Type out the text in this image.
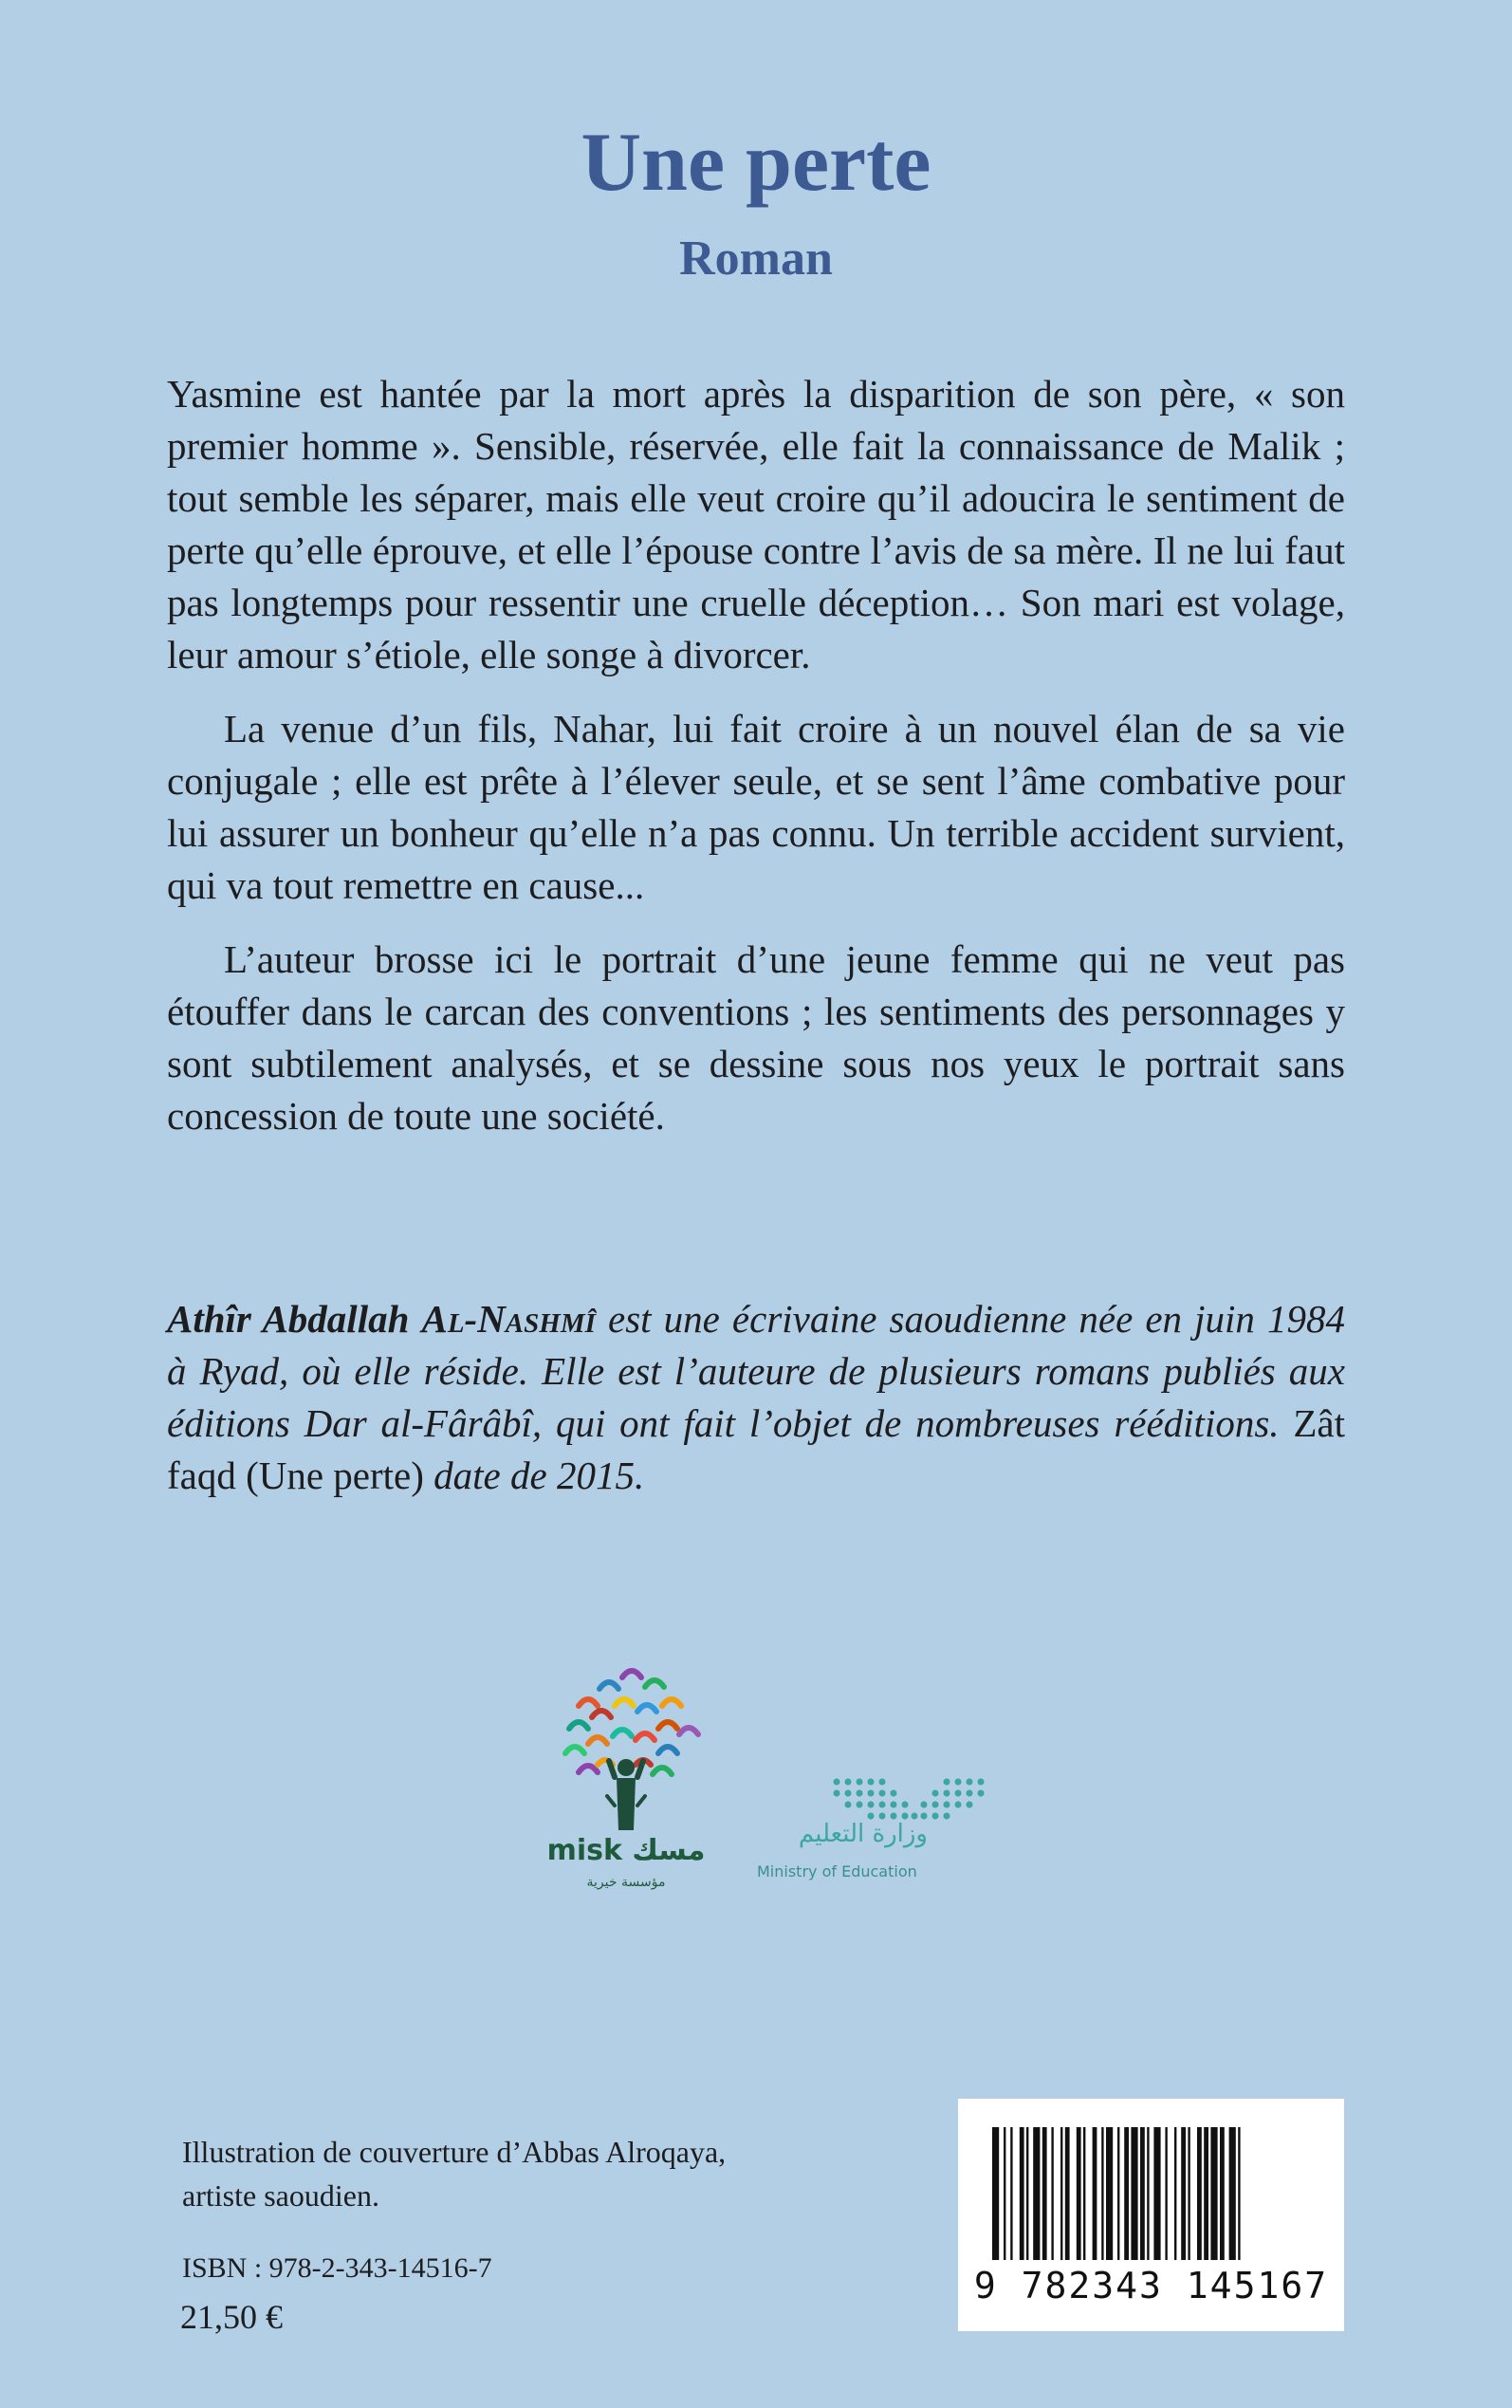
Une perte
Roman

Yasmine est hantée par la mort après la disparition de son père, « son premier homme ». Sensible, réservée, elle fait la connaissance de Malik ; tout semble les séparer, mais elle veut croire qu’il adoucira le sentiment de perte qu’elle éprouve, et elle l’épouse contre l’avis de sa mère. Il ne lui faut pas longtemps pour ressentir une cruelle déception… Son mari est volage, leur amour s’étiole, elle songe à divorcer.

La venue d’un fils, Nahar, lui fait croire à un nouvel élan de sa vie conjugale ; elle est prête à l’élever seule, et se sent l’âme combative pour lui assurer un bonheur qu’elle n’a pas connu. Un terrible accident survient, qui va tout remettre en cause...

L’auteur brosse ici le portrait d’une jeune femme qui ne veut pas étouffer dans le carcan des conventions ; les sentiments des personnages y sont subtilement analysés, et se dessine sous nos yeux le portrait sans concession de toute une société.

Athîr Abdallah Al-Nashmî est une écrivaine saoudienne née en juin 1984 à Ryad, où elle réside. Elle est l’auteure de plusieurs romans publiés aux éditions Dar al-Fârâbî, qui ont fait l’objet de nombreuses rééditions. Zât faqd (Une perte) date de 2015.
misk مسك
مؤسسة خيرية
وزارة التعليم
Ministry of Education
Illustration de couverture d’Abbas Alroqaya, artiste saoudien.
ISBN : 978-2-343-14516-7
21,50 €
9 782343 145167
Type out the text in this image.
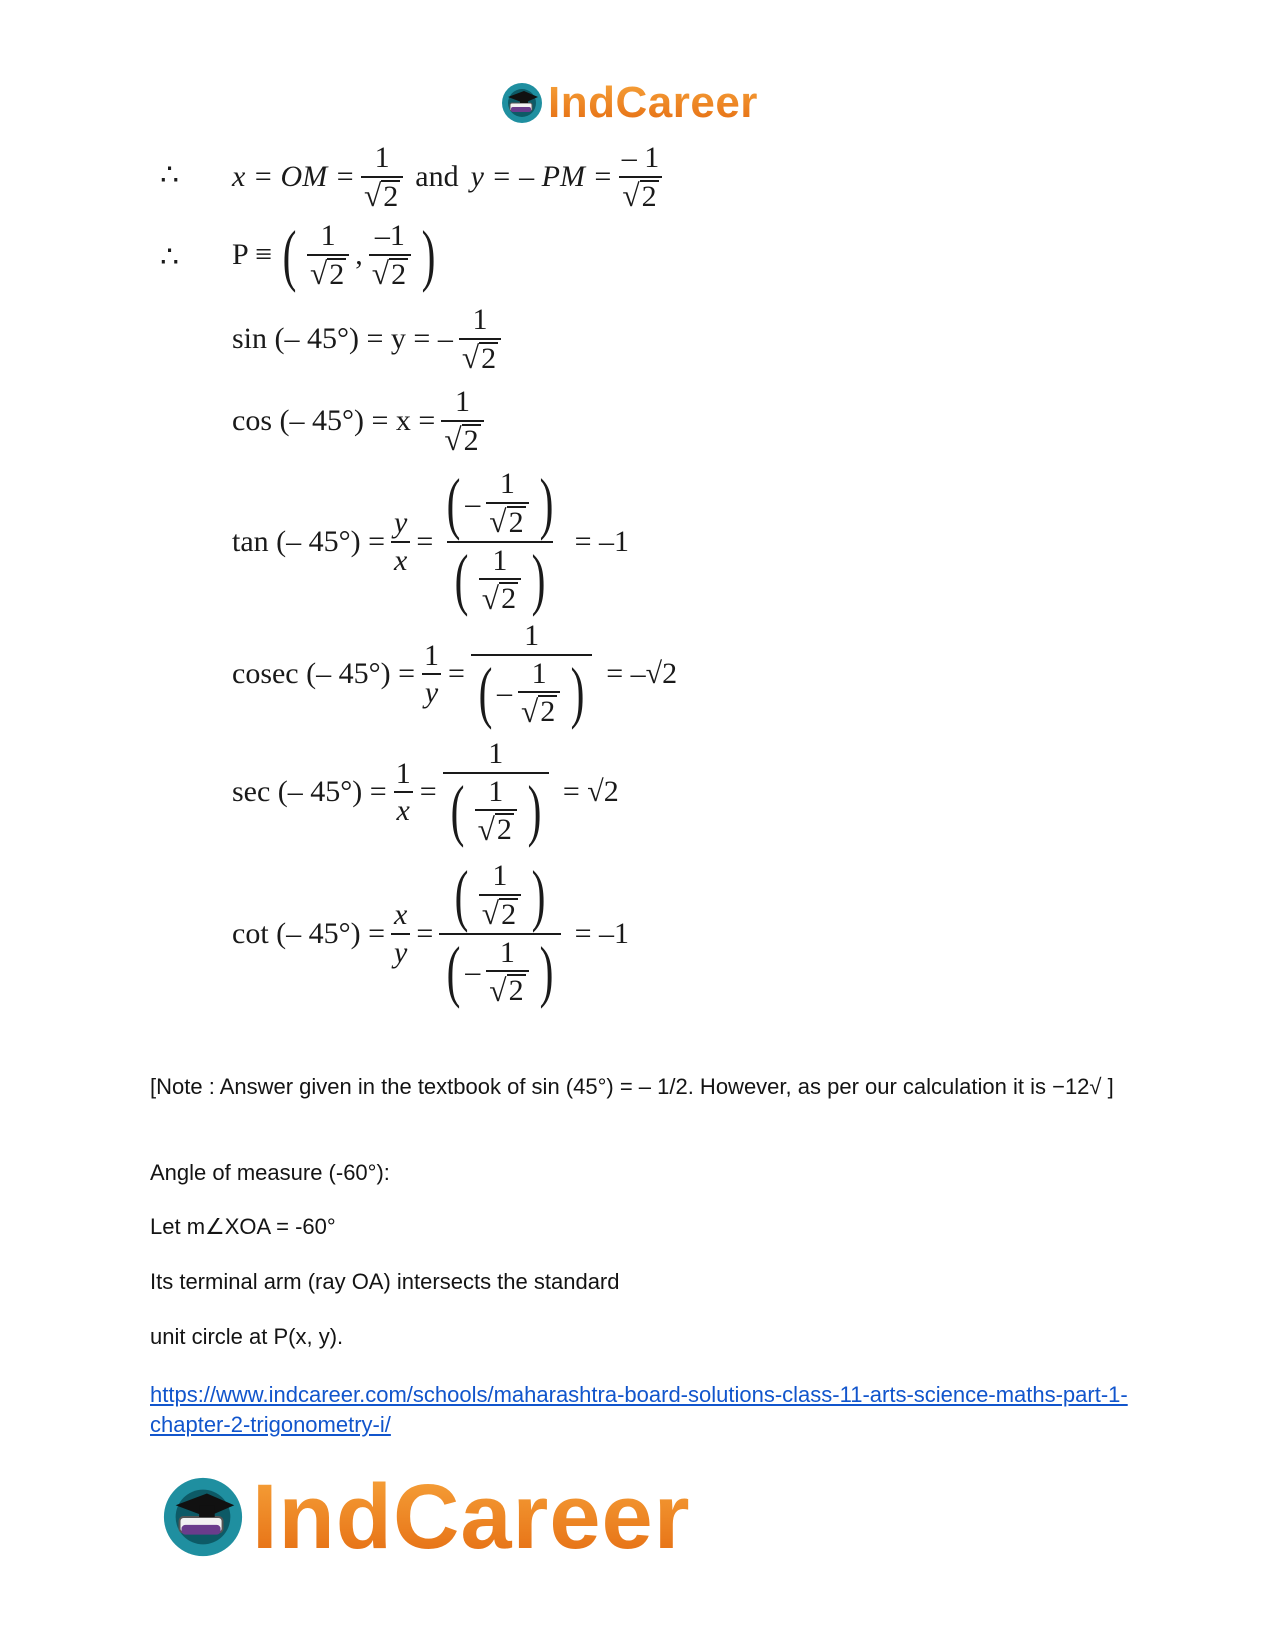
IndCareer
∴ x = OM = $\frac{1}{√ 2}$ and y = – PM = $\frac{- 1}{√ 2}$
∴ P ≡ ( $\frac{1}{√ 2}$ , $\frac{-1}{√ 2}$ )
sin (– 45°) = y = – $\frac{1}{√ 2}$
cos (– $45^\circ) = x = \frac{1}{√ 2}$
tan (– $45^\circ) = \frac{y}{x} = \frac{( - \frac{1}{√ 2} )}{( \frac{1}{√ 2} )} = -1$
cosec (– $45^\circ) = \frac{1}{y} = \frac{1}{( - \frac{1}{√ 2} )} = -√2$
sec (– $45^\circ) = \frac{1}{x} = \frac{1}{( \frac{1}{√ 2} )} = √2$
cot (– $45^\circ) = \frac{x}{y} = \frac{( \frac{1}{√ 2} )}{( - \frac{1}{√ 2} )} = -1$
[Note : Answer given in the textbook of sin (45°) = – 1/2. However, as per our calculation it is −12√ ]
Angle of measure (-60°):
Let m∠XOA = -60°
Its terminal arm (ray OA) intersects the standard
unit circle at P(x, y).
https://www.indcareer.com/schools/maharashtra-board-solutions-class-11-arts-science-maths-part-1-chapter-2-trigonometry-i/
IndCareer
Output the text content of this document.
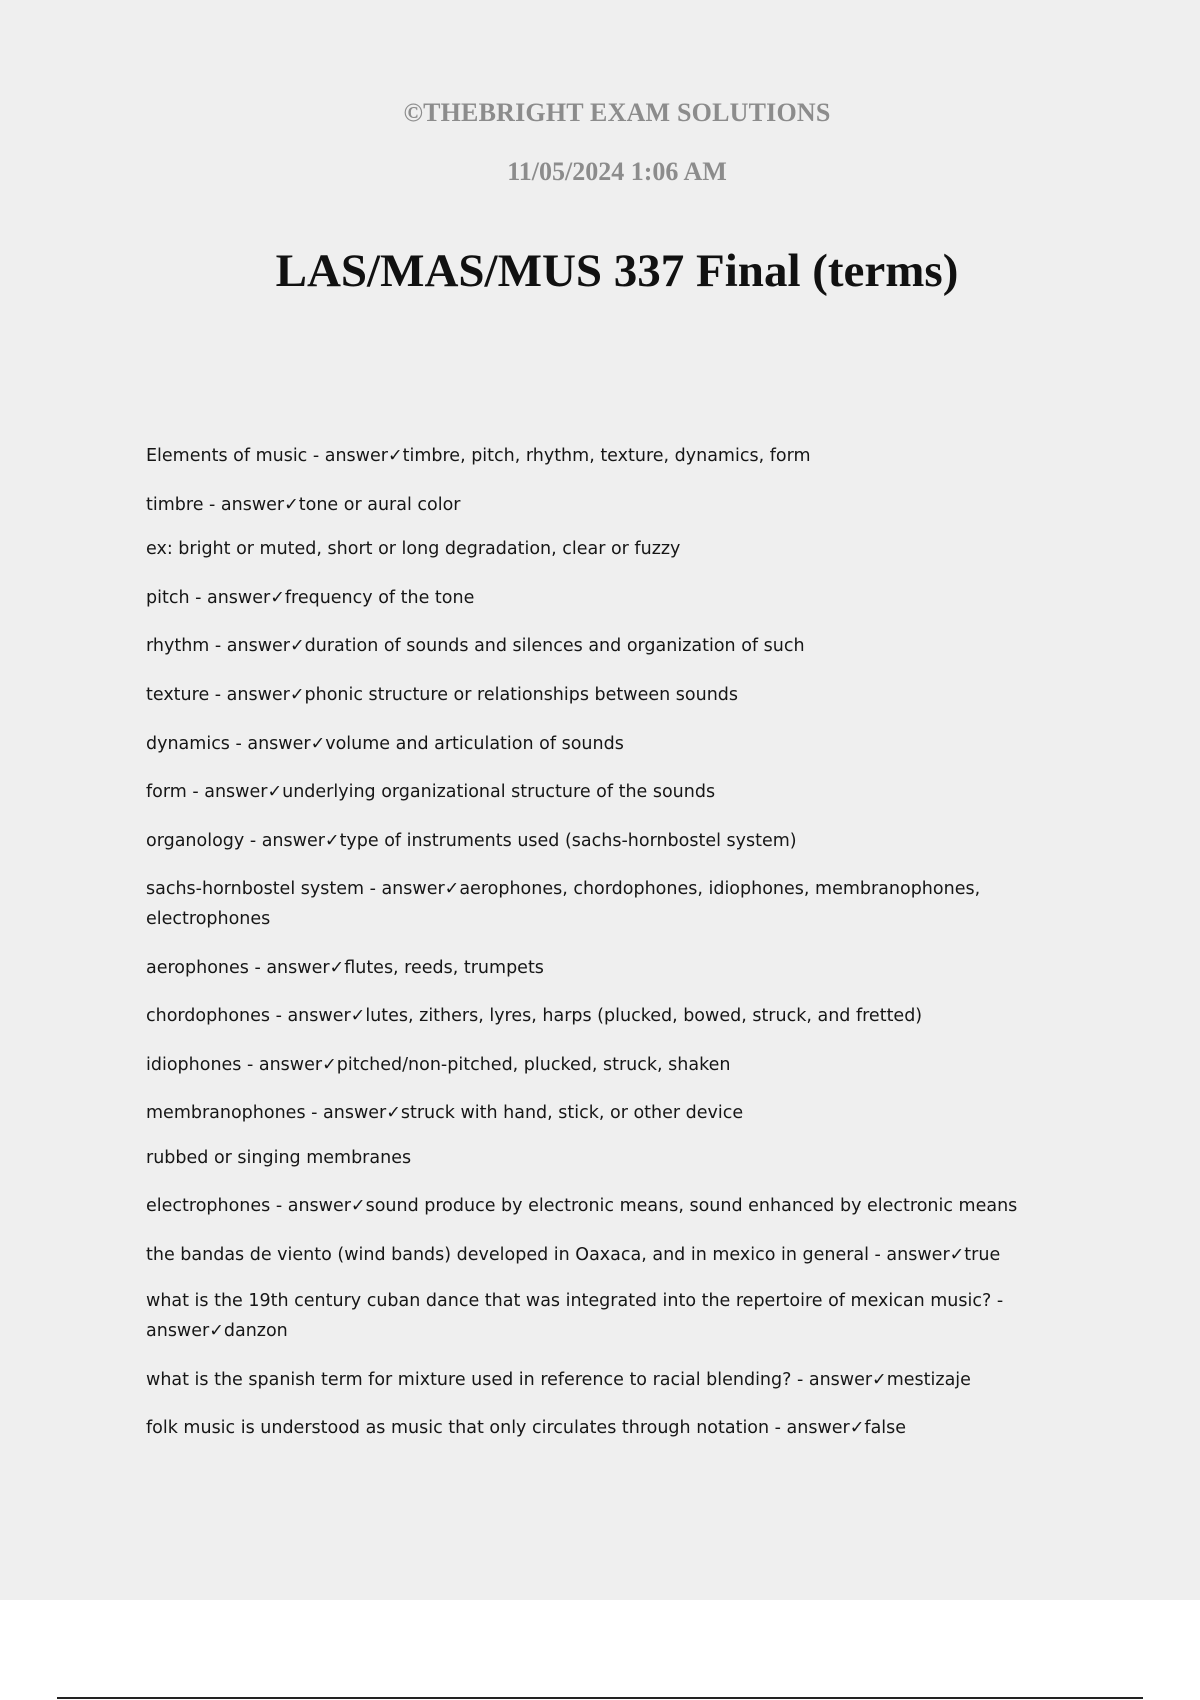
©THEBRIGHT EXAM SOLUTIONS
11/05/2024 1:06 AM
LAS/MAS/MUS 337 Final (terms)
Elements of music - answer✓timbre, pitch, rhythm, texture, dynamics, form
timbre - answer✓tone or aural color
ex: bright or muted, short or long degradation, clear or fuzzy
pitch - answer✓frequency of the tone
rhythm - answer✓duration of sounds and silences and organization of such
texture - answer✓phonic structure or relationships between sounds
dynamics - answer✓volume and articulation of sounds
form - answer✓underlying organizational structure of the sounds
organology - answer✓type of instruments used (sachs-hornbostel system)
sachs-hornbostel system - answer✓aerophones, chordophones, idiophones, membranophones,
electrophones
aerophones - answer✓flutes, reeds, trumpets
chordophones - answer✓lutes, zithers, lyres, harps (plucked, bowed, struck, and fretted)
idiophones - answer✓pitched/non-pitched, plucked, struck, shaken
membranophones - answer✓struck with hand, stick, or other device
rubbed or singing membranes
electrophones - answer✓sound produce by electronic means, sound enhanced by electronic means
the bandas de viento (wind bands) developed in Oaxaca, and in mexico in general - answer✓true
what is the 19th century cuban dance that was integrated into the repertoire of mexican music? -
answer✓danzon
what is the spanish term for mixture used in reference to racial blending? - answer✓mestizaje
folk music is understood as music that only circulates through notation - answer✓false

● Challenge: Copy each line exactly, and leave the pictures out of your copy.

● Task answer:
Type out the text in this image.
Une perte
Roman

Yasmine est hantée par la mort après la disparition de son père, « son premier homme ». Sensible, réservée, elle fait la connaissance de Malik ; tout semble les séparer, mais elle veut croire qu’il adoucira le sentiment de perte qu’elle éprouve, et elle l’épouse contre l’avis de sa mère. Il ne lui faut pas longtemps pour ressentir une cruelle déception… Son mari est volage, leur amour s’étiole, elle songe à divorcer.

La venue d’un fils, Nahar, lui fait croire à un nouvel élan de sa vie conjugale ; elle est prête à l’élever seule, et se sent l’âme combative pour lui assurer un bonheur qu’elle n’a pas connu. Un terrible accident survient, qui va tout remettre en cause...

L’auteur brosse ici le portrait d’une jeune femme qui ne veut pas étouffer dans le carcan des conventions ; les sentiments des personnages y sont subtilement analysés, et se dessine sous nos yeux le portrait sans concession de toute une société.

Athîr Abdallah Al-Nashmî est une écrivaine saoudienne née en juin 1984 à Ryad, où elle réside. Elle est l’auteure de plusieurs romans publiés aux éditions Dar al-Fârâbî, qui ont fait l’objet de nombreuses rééditions. Zât faqd (Une perte) date de 2015.
misk مسك
مؤسسة خيرية
وزارة التعليم
Ministry of Education
Illustration de couverture d’Abbas Alroqaya, artiste saoudien.
ISBN : 978-2-343-14516-7
21,50 €
9 782343 145167
Type out the text in this image.
IndCareer
∴ x = OM = $\frac{1}{√ 2}$ and y = – PM = $\frac{- 1}{√ 2}$
∴ P ≡ ( $\frac{1}{√ 2}$ , $\frac{-1}{√ 2}$ )
sin (– 45°) = y = – $\frac{1}{√ 2}$
cos (– $45^\circ) = x = \frac{1}{√ 2}$
tan (– $45^\circ) = \frac{y}{x} = \frac{( - \frac{1}{√ 2} )}{( \frac{1}{√ 2} )} = -1$
cosec (– $45^\circ) = \frac{1}{y} = \frac{1}{( - \frac{1}{√ 2} )} = -√2$
sec (– $45^\circ) = \frac{1}{x} = \frac{1}{( \frac{1}{√ 2} )} = √2$
cot (– $45^\circ) = \frac{x}{y} = \frac{( \frac{1}{√ 2} )}{( - \frac{1}{√ 2} )} = -1$
[Note : Answer given in the textbook of sin (45°) = – 1/2. However, as per our calculation it is −12√ ]
Angle of measure (-60°):
Let m∠XOA = -60°
Its terminal arm (ray OA) intersects the standard
unit circle at P(x, y).
https://www.indcareer.com/schools/maharashtra-board-solutions-class-11-arts-science-maths-part-1-chapter-2-trigonometry-i/
IndCareer
Output the text content of this document.
©THEBRIGHT EXAM SOLUTIONS
11/05/2024 1:06 AM
LAS/MAS/MUS 337 Final (terms)
Elements of music - answer✓timbre, pitch, rhythm, texture, dynamics, form
timbre - answer✓tone or aural color
ex: bright or muted, short or long degradation, clear or fuzzy
pitch - answer✓frequency of the tone
rhythm - answer✓duration of sounds and silences and organization of such
texture - answer✓phonic structure or relationships between sounds
dynamics - answer✓volume and articulation of sounds
form - answer✓underlying organizational structure of the sounds
organology - answer✓type of instruments used (sachs-hornbostel system)
sachs-hornbostel system - answer✓aerophones, chordophones, idiophones, membranophones,
electrophones
aerophones - answer✓flutes, reeds, trumpets
chordophones - answer✓lutes, zithers, lyres, harps (plucked, bowed, struck, and fretted)
idiophones - answer✓pitched/non-pitched, plucked, struck, shaken
membranophones - answer✓struck with hand, stick, or other device
rubbed or singing membranes
electrophones - answer✓sound produce by electronic means, sound enhanced by electronic means
the bandas de viento (wind bands) developed in Oaxaca, and in mexico in general - answer✓true
what is the 19th century cuban dance that was integrated into the repertoire of mexican music? -
answer✓danzon
what is the spanish term for mixture used in reference to racial blending? - answer✓mestizaje
folk music is understood as music that only circulates through notation - answer✓false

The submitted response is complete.